**WHAT YOU NEED TO DO**
Pull every line containing the word "Conventions" from the records.

**MATERIAL FOR THIS EXERCISE**
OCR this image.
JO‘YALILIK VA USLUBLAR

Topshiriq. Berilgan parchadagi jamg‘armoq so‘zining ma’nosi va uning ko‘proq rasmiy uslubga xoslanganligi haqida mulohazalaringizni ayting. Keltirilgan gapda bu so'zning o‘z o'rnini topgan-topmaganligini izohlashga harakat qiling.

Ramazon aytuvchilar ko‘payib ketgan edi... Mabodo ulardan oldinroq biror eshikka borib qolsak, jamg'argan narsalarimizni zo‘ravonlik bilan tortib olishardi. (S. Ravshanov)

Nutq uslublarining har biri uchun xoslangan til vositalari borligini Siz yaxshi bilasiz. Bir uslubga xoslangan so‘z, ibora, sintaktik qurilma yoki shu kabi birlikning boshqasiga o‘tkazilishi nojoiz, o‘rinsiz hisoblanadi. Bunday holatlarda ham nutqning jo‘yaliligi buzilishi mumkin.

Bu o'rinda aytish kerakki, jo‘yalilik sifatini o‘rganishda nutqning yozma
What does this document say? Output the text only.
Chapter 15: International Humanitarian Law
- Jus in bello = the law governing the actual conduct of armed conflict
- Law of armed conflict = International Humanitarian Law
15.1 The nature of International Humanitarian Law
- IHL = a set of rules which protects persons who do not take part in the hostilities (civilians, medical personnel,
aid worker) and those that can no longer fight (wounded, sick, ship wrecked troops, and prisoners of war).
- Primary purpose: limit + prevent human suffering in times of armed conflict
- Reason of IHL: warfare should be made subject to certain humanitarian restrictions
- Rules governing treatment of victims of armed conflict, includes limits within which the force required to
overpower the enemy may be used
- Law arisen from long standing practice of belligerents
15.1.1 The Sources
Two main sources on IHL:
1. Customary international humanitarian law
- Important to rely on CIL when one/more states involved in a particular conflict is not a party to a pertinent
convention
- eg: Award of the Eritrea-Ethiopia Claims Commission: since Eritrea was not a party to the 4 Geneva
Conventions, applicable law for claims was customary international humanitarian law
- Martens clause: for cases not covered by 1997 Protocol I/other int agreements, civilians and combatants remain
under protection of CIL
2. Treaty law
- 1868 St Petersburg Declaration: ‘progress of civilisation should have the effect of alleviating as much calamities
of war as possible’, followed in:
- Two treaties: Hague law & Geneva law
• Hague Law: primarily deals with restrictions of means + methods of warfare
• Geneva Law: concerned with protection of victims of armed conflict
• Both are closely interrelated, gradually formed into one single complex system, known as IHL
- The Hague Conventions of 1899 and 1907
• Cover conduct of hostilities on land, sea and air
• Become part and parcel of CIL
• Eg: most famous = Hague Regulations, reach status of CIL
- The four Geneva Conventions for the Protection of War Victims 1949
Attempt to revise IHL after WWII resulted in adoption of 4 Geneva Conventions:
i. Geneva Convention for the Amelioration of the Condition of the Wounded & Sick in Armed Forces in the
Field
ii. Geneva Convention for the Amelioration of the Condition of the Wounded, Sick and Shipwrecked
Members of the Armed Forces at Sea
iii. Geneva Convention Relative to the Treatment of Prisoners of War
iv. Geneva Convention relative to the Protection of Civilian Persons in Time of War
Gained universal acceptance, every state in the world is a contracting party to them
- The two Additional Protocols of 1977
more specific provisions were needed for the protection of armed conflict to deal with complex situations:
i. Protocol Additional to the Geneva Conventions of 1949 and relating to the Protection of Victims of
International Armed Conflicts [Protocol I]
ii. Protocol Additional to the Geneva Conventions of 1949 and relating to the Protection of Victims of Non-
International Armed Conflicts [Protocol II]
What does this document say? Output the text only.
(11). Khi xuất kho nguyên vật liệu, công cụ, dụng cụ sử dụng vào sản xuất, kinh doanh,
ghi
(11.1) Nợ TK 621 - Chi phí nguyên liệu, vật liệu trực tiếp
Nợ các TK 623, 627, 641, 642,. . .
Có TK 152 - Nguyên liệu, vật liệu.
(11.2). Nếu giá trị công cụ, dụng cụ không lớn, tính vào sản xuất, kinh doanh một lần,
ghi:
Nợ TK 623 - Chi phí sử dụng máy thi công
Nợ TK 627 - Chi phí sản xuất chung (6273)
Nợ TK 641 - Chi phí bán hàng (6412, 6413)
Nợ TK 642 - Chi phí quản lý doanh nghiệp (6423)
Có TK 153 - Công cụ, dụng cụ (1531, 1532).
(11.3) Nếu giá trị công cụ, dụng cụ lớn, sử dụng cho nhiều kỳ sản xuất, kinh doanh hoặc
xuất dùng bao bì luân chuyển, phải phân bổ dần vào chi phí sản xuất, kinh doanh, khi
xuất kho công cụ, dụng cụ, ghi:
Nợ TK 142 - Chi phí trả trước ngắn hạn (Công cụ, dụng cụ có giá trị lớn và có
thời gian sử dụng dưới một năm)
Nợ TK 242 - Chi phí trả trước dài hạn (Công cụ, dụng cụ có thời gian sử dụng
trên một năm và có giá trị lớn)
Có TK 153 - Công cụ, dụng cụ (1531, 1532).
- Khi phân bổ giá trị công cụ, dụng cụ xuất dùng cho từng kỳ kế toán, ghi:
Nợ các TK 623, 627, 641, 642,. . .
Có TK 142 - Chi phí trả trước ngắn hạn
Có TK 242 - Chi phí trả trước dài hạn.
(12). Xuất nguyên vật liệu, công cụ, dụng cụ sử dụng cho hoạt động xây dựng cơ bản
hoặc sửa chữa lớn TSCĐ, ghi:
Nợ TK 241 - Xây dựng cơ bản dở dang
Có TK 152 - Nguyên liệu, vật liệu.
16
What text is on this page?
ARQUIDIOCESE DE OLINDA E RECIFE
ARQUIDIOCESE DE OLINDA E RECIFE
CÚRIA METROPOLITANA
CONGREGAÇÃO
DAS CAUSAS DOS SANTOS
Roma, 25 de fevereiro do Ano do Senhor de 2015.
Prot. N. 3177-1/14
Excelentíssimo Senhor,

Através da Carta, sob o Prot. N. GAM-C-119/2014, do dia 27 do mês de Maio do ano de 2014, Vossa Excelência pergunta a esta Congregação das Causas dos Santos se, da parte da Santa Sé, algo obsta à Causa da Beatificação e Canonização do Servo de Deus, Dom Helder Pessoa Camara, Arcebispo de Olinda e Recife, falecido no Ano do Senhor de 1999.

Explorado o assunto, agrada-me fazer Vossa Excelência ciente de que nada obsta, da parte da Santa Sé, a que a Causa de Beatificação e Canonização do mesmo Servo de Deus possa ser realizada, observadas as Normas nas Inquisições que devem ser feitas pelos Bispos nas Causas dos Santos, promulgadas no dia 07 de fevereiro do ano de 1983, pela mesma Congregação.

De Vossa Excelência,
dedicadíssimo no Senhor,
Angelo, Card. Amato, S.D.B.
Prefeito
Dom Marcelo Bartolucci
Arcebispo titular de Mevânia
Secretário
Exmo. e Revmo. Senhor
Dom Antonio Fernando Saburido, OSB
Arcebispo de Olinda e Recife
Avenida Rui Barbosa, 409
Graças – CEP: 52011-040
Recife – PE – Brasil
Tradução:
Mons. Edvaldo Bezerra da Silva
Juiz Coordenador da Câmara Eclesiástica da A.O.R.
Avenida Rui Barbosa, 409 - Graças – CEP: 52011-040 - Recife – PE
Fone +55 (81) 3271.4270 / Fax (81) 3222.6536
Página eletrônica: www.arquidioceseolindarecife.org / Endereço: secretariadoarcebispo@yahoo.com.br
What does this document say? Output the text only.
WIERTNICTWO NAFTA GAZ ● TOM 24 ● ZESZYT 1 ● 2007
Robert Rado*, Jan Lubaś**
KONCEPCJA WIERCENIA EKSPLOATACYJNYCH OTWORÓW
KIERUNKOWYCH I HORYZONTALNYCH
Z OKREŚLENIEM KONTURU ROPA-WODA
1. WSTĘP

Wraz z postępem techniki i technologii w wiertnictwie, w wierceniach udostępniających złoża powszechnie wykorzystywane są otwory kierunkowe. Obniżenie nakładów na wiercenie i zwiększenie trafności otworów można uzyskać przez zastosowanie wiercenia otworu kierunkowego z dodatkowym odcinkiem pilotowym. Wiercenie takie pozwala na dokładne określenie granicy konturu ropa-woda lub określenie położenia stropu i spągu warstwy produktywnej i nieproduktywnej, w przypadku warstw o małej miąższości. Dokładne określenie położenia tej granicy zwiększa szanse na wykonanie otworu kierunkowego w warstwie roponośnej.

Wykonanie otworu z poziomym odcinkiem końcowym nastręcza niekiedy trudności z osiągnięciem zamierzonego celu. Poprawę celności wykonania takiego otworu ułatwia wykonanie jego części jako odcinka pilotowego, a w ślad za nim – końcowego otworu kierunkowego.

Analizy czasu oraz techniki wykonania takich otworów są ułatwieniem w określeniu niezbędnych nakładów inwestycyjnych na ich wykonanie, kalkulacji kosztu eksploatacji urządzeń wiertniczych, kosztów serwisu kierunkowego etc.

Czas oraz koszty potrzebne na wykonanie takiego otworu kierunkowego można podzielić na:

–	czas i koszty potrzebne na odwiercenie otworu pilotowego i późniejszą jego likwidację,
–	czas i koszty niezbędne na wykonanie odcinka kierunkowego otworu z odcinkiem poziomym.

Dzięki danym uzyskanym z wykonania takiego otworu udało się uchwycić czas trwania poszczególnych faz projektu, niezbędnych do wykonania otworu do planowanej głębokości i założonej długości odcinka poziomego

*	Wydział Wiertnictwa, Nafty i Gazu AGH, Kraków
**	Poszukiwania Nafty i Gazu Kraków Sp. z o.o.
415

**IN RESPONSE**
Conventions, applicable law for claims was customary international humanitarian law
- The Hague Conventions of 1899 and 1907
- The four Geneva Conventions for the Protection of War Victims 1949
Attempt to revise IHL after WWII resulted in adoption of 4 Geneva Conventions:
i. Protocol Additional to the Geneva Conventions of 1949 and relating to the Protection of Victims of
ii. Protocol Additional to the Geneva Conventions of 1949 and relating to the Protection of Victims of Non-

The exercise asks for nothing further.